--- STATED PROBLEM ---
Lay out every line of the entries below as a Markdown table with two columns, Row and Line. Number the lines in order, and leave out any blank lines.

--- SUPPLIED ENTRIES ---
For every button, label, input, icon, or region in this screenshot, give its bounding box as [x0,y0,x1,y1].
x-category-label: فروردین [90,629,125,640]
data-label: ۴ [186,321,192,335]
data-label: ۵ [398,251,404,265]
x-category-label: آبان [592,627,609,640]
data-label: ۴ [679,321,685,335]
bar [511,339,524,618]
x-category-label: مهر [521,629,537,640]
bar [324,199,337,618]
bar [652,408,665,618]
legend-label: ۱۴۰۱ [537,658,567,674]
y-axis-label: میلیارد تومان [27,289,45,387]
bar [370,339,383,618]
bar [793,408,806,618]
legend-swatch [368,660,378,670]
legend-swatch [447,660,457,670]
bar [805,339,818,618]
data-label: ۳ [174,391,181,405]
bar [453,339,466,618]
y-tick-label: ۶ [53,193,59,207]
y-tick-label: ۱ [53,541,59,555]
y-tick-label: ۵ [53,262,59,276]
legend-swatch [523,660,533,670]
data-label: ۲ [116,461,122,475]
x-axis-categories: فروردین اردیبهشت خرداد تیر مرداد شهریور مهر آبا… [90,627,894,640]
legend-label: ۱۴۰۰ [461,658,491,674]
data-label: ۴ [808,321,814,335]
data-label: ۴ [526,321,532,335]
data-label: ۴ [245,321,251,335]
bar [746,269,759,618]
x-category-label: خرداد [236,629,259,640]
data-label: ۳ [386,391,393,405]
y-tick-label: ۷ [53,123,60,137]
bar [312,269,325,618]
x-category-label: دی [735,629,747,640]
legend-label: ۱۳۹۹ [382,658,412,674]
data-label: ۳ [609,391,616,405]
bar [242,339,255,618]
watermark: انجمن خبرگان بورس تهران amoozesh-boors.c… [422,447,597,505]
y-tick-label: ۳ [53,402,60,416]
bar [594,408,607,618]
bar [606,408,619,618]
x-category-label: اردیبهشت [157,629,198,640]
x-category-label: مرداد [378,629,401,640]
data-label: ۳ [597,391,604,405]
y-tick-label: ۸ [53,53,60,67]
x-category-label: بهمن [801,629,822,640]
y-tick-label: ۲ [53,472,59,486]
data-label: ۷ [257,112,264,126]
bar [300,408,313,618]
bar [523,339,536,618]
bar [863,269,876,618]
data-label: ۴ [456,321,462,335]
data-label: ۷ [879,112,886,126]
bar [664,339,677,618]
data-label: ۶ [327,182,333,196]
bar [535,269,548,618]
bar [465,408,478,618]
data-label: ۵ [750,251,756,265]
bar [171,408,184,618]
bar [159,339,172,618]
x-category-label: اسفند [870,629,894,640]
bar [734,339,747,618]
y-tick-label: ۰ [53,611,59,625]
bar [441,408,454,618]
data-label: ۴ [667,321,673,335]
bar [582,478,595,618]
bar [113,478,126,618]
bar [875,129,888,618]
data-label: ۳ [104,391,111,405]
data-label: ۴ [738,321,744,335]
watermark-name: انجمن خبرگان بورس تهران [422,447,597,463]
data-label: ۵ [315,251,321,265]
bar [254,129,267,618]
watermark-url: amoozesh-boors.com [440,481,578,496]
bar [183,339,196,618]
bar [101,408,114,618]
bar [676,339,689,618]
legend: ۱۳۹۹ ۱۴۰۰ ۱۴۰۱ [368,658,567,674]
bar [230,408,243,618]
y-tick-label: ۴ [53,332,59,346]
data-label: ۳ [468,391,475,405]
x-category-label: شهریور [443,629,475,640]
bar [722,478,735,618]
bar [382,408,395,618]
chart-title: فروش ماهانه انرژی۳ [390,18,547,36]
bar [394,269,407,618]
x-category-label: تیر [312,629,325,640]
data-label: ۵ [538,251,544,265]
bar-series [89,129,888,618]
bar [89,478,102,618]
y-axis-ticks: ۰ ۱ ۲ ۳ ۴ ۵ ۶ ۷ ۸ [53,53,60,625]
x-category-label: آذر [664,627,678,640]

--- EXPECTED ANSWER ---
| Row | Line |
|---|---|
| 1 | For every button, label, input, icon, or region in this screenshot, give its bounding box as [x0,y0,x1,y1]. |
| 2 | x-category-label: فروردین [90,629,125,640] |
| 3 | data-label: ۴ [186,321,192,335] |
| 4 | data-label: ۵ [398,251,404,265] |
| 5 | x-category-label: آبان [592,627,609,640] |
| 6 | data-label: ۴ [679,321,685,335] |
| 7 | bar [511,339,524,618] |
| 8 | x-category-label: مهر [521,629,537,640] |
| 9 | bar [324,199,337,618] |
| 10 | bar [652,408,665,618] |
| 11 | legend-label: ۱۴۰۱ [537,658,567,674] |
| 12 | y-axis-label: میلیارد تومان [27,289,45,387] |
| 13 | bar [370,339,383,618] |
| 14 | bar [793,408,806,618] |
| 15 | legend-swatch [368,660,378,670] |
| 16 | legend-swatch [447,660,457,670] |
| 17 | bar [805,339,818,618] |
| 18 | data-label: ۳ [174,391,181,405] |
| 19 | bar [453,339,466,618] |
| 20 | y-tick-label: ۶ [53,193,59,207] |
| 21 | y-tick-label: ۱ [53,541,59,555] |
| 22 | y-tick-label: ۵ [53,262,59,276] |
| 23 | legend-swatch [523,660,533,670] |
| 24 | data-label: ۲ [116,461,122,475] |
| 25 | x-axis-categories: فروردین اردیبهشت خرداد تیر مرداد شهریور مهر آبا… [90,627,894,640] |
| 26 | legend-label: ۱۴۰۰ [461,658,491,674] |
| 27 | data-label: ۴ [808,321,814,335] |
| 28 | data-label: ۴ [526,321,532,335] |
| 29 | data-label: ۴ [245,321,251,335] |
| 30 | bar [746,269,759,618] |
| 31 | x-category-label: خرداد [236,629,259,640] |
| 32 | data-label: ۳ [386,391,393,405] |
| 33 | y-tick-label: ۷ [53,123,60,137] |
| 34 | bar [312,269,325,618] |
| 35 | x-category-label: دی [735,629,747,640] |
| 36 | legend-label: ۱۳۹۹ [382,658,412,674] |
| 37 | data-label: ۳ [609,391,616,405] |
| 38 | bar [242,339,255,618] |
| 39 | watermark: انجمن خبرگان بورس تهران amoozesh-boors.c… [422,447,597,505] |
| 40 | y-tick-label: ۳ [53,402,60,416] |
| 41 | bar [594,408,607,618] |
| 42 | bar [606,408,619,618] |
| 43 | x-category-label: اردیبهشت [157,629,198,640] |
| 44 | x-category-label: مرداد [378,629,401,640] |
| 45 | data-label: ۳ [597,391,604,405] |
| 46 | y-tick-label: ۸ [53,53,60,67] |
| 47 | x-category-label: بهمن [801,629,822,640] |
| 48 | y-tick-label: ۲ [53,472,59,486] |
| 49 | data-label: ۷ [257,112,264,126] |
| 50 | bar [300,408,313,618] |
| 51 | bar [523,339,536,618] |
| 52 | bar [863,269,876,618] |
| 53 | data-label: ۴ [456,321,462,335] |
| 54 | data-label: ۷ [879,112,886,126] |
| 55 | bar [664,339,677,618] |
| 56 | data-label: ۶ [327,182,333,196] |
| 57 | bar [535,269,548,618] |
| 58 | bar [465,408,478,618] |
| 59 | data-label: ۵ [750,251,756,265] |
| 60 | bar [171,408,184,618] |
| 61 | bar [159,339,172,618] |
| 62 | x-category-label: اسفند [870,629,894,640] |
| 63 | bar [734,339,747,618] |
| 64 | y-tick-label: ۰ [53,611,59,625] |
| 65 | bar [441,408,454,618] |
| 66 | data-label: ۴ [667,321,673,335] |
| 67 | bar [582,478,595,618] |
| 68 | bar [113,478,126,618] |
| 69 | bar [875,129,888,618] |
| 70 | data-label: ۳ [104,391,111,405] |
| 71 | data-label: ۴ [738,321,744,335] |
| 72 | watermark-name: انجمن خبرگان بورس تهران [422,447,597,463] |
| 73 | data-label: ۵ [315,251,321,265] |
| 74 | bar [254,129,267,618] |
| 75 | watermark-url: amoozesh-boors.com [440,481,578,496] |
| 76 | bar [183,339,196,618] |
| 77 | bar [101,408,114,618] |
| 78 | bar [676,339,689,618] |
| 79 | legend: ۱۳۹۹ ۱۴۰۰ ۱۴۰۱ [368,658,567,674] |
| 80 | bar [230,408,243,618] |
| 81 | y-tick-label: ۴ [53,332,59,346] |
| 82 | data-label: ۳ [468,391,475,405] |
| 83 | x-category-label: شهریور [443,629,475,640] |
| 84 | bar [722,478,735,618] |
| 85 | bar [382,408,395,618] |
| 86 | chart-title: فروش ماهانه انرژی۳ [390,18,547,36] |
| 87 | bar [394,269,407,618] |
| 88 | x-category-label: تیر [312,629,325,640] |
| 89 | data-label: ۵ [538,251,544,265] |
| 90 | bar-series [89,129,888,618] |
| 91 | bar [89,478,102,618] |
| 92 | y-axis-ticks: ۰ ۱ ۲ ۳ ۴ ۵ ۶ ۷ ۸ [53,53,60,625] |
| 93 | x-category-label: آذر [664,627,678,640] |